WORK TO COMPLETE> Copy the data exactly; pictures stay out of the copy.

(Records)
— START —

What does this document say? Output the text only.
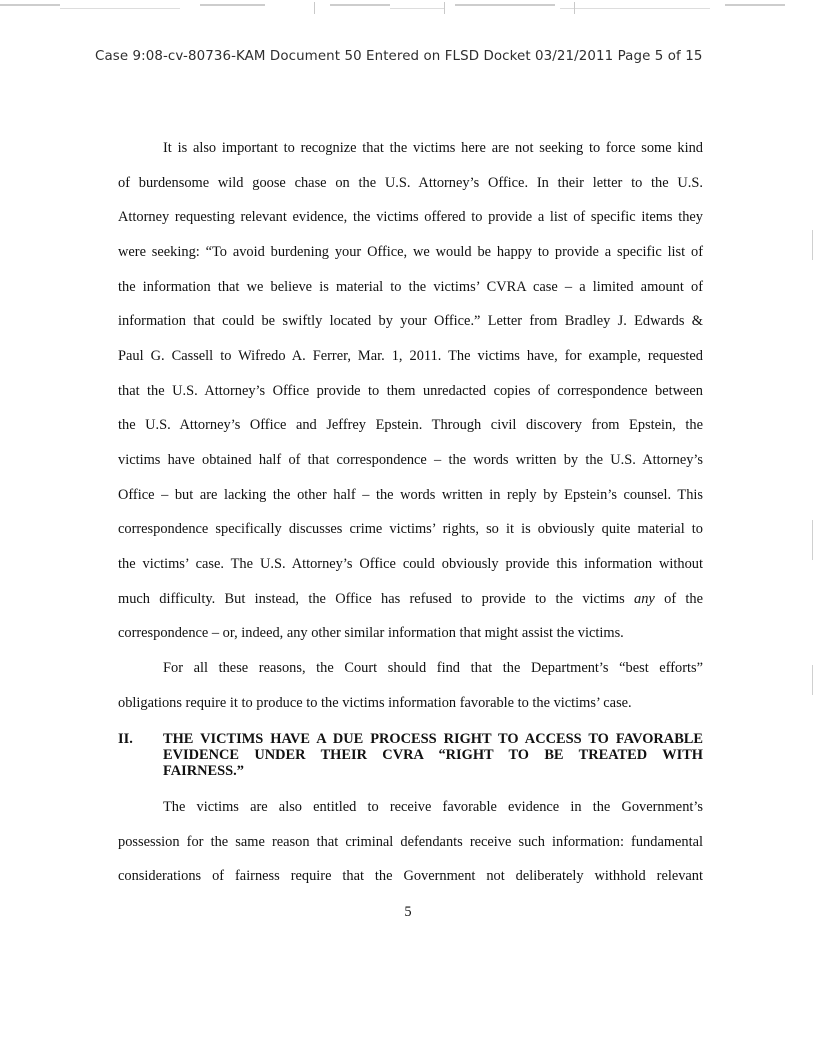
Case 9:08-cv-80736-KAM Document 50 Entered on FLSD Docket 03/21/2011 Page 5 of 15
It is also important to recognize that the victims here are not seeking to force some kind
of burdensome wild goose chase on the U.S. Attorney’s Office. In their letter to the U.S.
Attorney requesting relevant evidence, the victims offered to provide a list of specific items they
were seeking: “To avoid burdening your Office, we would be happy to provide a specific list of
the information that we believe is material to the victims’ CVRA case – a limited amount of
information that could be swiftly located by your Office.” Letter from Bradley J. Edwards &
Paul G. Cassell to Wifredo A. Ferrer, Mar. 1, 2011. The victims have, for example, requested
that the U.S. Attorney’s Office provide to them unredacted copies of correspondence between
the U.S. Attorney’s Office and Jeffrey Epstein. Through civil discovery from Epstein, the
victims have obtained half of that correspondence – the words written by the U.S. Attorney’s
Office – but are lacking the other half – the words written in reply by Epstein’s counsel. This
correspondence specifically discusses crime victims’ rights, so it is obviously quite material to
the victims’ case. The U.S. Attorney’s Office could obviously provide this information without
much difficulty. But instead, the Office has refused to provide to the victims any of the
correspondence – or, indeed, any other similar information that might assist the victims.
For all these reasons, the Court should find that the Department’s “best efforts”
obligations require it to produce to the victims information favorable to the victims’ case.
II. THE VICTIMS HAVE A DUE PROCESS RIGHT TO ACCESS TO FAVORABLE
EVIDENCE UNDER THEIR CVRA “RIGHT TO BE TREATED WITH
FAIRNESS.”
The victims are also entitled to receive favorable evidence in the Government’s
possession for the same reason that criminal defendants receive such information: fundamental
considerations of fairness require that the Government not deliberately withhold relevant
5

— END —

TASK RESULT>
What does this document say? Output the text only.
Case 9:08-cv-80736-KAM Document 50 Entered on FLSD Docket 03/21/2011 Page 5 of 15
It is also important to recognize that the victims here are not seeking to force some kind
of burdensome wild goose chase on the U.S. Attorney’s Office. In their letter to the U.S.
Attorney requesting relevant evidence, the victims offered to provide a list of specific items they
were seeking: “To avoid burdening your Office, we would be happy to provide a specific list of
the information that we believe is material to the victims’ CVRA case – a limited amount of
information that could be swiftly located by your Office.” Letter from Bradley J. Edwards &
Paul G. Cassell to Wifredo A. Ferrer, Mar. 1, 2011. The victims have, for example, requested
that the U.S. Attorney’s Office provide to them unredacted copies of correspondence between
the U.S. Attorney’s Office and Jeffrey Epstein. Through civil discovery from Epstein, the
victims have obtained half of that correspondence – the words written by the U.S. Attorney’s
Office – but are lacking the other half – the words written in reply by Epstein’s counsel. This
correspondence specifically discusses crime victims’ rights, so it is obviously quite material to
the victims’ case. The U.S. Attorney’s Office could obviously provide this information without
much difficulty. But instead, the Office has refused to provide to the victims any of the
correspondence – or, indeed, any other similar information that might assist the victims.
For all these reasons, the Court should find that the Department’s “best efforts”
obligations require it to produce to the victims information favorable to the victims’ case.
II. THE VICTIMS HAVE A DUE PROCESS RIGHT TO ACCESS TO FAVORABLE
EVIDENCE UNDER THEIR CVRA “RIGHT TO BE TREATED WITH
FAIRNESS.”
The victims are also entitled to receive favorable evidence in the Government’s
possession for the same reason that criminal defendants receive such information: fundamental
considerations of fairness require that the Government not deliberately withhold relevant
5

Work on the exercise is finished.